Consigne 1 -> D'après le texte sur le dépistage du VIH, quelles mesures permettent la surveillance régulière d'une séropositivité connue ?
Consigne 2 -> Recopiez le passage du texte sur le dépistage du VIH situé entre « En cas de séropositivité » et « de le réaliser. », ces deux passages inclus.

Extrait ->

À quel moment consulter ?
Le dépistage est le seul moyen de confirmer ou d’infirmer la séropositivité au VIH. Trop de personnes séropositives au VIH l’ignorent et prennent des risques pour elles (risque de développer des infections opportunistes) et leurs partenaires (contamination si rapports sexuels non protégés).
Il faut donc se faire dépister en cas de comportement à risque (rapport sexuel non protégé, rupture du préservatif, partage d’aiguille ou de seringue, blessure avec un objet souillé par du sang contaminé…) ou avant d’abandonner l’emploi du préservatif avec un partenaire.
Le dépistage est anonyme et gratuit dans les centres de dépistage.
En cas de séropositivité connue, une surveillance régulière avec la mesure des CD4 et de la charge virale permet de prendre en charge à un stade précoce les complications, voire de les prévenir par un traitement adapté.
Que fait le médecin ?
Le dépistage est une démarche volontaire auprès de son médecin ou d’un médecin exerçant dans un centre de dépistage ; le consentement du patient est obligatoire avant de le réaliser.
Une consultation médicale permet de préciser les risques et de prescrire les tests adaptés à la situation.

Données ->
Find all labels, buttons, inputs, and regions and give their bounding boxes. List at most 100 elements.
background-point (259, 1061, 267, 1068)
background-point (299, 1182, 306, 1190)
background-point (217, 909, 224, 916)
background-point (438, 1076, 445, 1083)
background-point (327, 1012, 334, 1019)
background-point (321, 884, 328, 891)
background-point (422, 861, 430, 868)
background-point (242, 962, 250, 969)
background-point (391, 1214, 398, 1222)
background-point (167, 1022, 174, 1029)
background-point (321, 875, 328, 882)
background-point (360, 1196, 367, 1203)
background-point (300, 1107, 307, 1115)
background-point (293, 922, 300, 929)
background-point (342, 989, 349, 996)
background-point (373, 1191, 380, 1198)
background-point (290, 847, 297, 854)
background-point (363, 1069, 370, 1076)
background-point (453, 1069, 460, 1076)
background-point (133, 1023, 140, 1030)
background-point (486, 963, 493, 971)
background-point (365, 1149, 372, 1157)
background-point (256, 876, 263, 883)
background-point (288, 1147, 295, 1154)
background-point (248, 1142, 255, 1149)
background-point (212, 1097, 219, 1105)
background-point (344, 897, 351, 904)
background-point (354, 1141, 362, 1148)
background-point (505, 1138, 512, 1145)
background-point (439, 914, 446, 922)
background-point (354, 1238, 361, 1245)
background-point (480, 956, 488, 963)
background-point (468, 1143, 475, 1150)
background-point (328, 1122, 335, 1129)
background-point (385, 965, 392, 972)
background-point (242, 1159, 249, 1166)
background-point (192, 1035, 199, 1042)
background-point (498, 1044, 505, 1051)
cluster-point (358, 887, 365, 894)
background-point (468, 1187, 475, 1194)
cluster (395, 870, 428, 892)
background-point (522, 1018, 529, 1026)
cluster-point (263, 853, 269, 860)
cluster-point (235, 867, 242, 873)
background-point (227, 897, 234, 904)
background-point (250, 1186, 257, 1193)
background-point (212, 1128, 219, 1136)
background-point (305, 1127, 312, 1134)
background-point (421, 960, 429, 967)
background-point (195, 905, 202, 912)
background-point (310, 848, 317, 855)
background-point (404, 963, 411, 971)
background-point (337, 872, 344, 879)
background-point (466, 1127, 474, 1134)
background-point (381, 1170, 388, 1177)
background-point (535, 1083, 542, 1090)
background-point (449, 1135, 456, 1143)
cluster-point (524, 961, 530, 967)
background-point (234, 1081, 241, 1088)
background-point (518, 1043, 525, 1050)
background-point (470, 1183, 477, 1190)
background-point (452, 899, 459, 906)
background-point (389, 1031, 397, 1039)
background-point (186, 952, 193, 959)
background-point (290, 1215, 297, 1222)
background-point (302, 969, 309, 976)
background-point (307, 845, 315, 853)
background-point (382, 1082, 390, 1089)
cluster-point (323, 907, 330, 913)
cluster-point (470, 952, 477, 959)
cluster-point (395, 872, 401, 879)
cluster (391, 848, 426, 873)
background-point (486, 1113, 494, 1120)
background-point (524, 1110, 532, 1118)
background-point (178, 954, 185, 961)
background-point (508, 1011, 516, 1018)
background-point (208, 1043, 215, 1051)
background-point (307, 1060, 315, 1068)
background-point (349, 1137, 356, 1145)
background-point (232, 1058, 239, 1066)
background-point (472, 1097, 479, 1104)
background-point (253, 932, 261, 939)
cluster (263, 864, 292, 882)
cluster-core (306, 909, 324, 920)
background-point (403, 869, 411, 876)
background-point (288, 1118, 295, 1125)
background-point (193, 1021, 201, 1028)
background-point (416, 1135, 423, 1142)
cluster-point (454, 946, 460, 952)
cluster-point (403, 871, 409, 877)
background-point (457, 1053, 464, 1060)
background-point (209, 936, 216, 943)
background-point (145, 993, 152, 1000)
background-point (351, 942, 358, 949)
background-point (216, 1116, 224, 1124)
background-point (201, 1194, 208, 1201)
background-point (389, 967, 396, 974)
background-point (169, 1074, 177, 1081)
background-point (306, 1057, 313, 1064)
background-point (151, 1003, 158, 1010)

Corrigé 1 -> La mesure des CD4 et de la charge virale.

Corrigé 2 ->
En cas de séropositivité connue, une surveillance régulière avec la mesure des CD4 et de la charge virale permet de prendre en charge à un stade précoce les complications, voire de les prévenir par un traitement adapté.
Que fait le médecin ?
Le dépistage est une démarche volontaire auprès de son médecin ou d’un médecin exerçant dans un centre de dépistage ; le consentement du patient est obligatoire avant de le réaliser.